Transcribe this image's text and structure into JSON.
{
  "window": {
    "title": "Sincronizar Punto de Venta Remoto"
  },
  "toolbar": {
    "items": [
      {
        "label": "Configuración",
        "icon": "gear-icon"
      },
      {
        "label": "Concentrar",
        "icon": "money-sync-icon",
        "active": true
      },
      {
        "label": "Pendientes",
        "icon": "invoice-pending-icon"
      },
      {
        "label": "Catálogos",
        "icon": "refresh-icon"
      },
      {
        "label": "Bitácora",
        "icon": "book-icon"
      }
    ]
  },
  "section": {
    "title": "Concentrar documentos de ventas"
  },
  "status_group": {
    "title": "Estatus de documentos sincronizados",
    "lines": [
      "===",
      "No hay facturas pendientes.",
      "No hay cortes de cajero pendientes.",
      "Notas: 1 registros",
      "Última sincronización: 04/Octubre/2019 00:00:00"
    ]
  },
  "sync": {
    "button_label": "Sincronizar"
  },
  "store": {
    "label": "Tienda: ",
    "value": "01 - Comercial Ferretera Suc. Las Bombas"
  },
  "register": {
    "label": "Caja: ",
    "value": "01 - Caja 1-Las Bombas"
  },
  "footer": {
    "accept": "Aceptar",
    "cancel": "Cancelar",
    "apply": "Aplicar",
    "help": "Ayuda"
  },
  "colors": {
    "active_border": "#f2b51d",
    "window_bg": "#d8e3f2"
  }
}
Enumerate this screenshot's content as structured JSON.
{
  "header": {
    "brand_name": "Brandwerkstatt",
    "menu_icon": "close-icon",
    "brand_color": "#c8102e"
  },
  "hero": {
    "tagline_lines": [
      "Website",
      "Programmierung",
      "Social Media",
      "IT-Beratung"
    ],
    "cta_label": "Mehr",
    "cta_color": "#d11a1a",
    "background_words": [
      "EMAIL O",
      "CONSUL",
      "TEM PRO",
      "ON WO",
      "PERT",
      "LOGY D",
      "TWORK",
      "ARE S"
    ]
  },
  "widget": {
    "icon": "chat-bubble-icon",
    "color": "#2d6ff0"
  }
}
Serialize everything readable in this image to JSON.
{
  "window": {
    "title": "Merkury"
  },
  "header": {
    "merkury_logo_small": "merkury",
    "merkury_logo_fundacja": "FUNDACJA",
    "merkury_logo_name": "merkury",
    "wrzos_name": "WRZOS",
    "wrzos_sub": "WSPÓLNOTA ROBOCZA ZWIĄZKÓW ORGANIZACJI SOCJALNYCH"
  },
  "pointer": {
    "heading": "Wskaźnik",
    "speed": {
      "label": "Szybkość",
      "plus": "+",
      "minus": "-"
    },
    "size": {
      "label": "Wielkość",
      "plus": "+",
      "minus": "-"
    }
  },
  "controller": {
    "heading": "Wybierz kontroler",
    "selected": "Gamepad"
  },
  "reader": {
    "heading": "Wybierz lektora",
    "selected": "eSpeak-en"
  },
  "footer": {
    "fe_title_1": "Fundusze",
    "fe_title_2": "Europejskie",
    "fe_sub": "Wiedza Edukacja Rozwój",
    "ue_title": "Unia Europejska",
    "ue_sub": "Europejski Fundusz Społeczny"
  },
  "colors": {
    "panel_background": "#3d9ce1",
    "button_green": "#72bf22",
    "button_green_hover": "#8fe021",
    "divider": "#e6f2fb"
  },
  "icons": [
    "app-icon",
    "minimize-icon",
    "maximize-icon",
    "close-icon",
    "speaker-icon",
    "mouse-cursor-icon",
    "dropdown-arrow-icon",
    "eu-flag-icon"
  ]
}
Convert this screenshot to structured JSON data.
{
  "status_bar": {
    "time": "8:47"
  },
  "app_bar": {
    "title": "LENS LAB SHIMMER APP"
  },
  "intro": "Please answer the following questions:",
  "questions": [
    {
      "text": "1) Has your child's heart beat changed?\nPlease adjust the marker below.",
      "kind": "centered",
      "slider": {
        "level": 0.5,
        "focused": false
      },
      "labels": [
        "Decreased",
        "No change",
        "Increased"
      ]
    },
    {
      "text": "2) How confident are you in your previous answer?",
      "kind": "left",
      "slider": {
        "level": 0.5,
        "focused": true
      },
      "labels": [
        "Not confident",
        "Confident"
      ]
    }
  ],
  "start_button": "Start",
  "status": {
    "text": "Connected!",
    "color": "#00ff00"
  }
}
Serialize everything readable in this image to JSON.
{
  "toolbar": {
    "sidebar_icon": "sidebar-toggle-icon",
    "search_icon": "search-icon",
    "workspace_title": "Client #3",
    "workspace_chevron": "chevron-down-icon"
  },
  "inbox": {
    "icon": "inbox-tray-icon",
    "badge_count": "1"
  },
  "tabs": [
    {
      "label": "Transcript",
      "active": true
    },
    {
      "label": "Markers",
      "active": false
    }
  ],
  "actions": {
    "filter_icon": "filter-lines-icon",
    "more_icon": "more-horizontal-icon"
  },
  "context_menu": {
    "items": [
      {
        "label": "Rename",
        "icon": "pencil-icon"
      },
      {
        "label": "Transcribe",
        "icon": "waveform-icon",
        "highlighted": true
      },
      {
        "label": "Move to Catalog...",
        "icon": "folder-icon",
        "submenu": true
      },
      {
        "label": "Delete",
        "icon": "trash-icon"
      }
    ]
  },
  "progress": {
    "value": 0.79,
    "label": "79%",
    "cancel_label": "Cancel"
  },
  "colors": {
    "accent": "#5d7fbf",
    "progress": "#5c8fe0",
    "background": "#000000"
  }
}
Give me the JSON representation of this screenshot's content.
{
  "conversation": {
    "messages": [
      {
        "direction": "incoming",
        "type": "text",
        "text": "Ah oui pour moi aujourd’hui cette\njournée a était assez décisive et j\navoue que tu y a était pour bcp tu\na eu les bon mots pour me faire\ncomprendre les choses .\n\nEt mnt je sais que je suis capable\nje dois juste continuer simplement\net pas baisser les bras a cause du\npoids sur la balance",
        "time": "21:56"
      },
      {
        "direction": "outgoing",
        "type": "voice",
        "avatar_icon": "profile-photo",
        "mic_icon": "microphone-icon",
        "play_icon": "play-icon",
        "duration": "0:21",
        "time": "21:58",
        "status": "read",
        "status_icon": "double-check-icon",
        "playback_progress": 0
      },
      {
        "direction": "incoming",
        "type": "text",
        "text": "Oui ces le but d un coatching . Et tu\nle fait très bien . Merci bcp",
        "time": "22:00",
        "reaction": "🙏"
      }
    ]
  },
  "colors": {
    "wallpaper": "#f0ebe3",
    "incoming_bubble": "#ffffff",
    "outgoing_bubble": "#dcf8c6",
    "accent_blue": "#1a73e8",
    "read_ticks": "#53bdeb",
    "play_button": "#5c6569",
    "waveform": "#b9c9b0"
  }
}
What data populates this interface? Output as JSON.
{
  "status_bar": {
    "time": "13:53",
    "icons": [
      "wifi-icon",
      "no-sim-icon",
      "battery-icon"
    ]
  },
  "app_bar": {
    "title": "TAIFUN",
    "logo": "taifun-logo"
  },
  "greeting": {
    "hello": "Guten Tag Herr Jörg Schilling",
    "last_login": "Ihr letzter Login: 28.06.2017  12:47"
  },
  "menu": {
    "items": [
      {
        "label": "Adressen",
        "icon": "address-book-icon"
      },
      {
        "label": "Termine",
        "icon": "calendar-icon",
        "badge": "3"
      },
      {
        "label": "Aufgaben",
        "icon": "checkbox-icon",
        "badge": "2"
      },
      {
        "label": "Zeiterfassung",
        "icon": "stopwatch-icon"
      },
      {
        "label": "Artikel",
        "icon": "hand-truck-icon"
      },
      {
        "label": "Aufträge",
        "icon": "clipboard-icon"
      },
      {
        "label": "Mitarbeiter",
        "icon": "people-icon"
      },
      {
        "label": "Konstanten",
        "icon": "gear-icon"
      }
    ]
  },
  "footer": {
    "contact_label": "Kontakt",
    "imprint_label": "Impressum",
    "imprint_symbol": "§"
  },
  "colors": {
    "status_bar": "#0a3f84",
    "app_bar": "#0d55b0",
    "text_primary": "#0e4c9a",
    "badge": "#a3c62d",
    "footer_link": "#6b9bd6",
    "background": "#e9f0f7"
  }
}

+++

> **WHAT IS NEEDED**
Locate all lines that include the word "answer" and copy them out.

> **FINAL RESULT**
  "intro": "Please answer the following questions:",
      "text": "2) How confident are you in your previous answer?",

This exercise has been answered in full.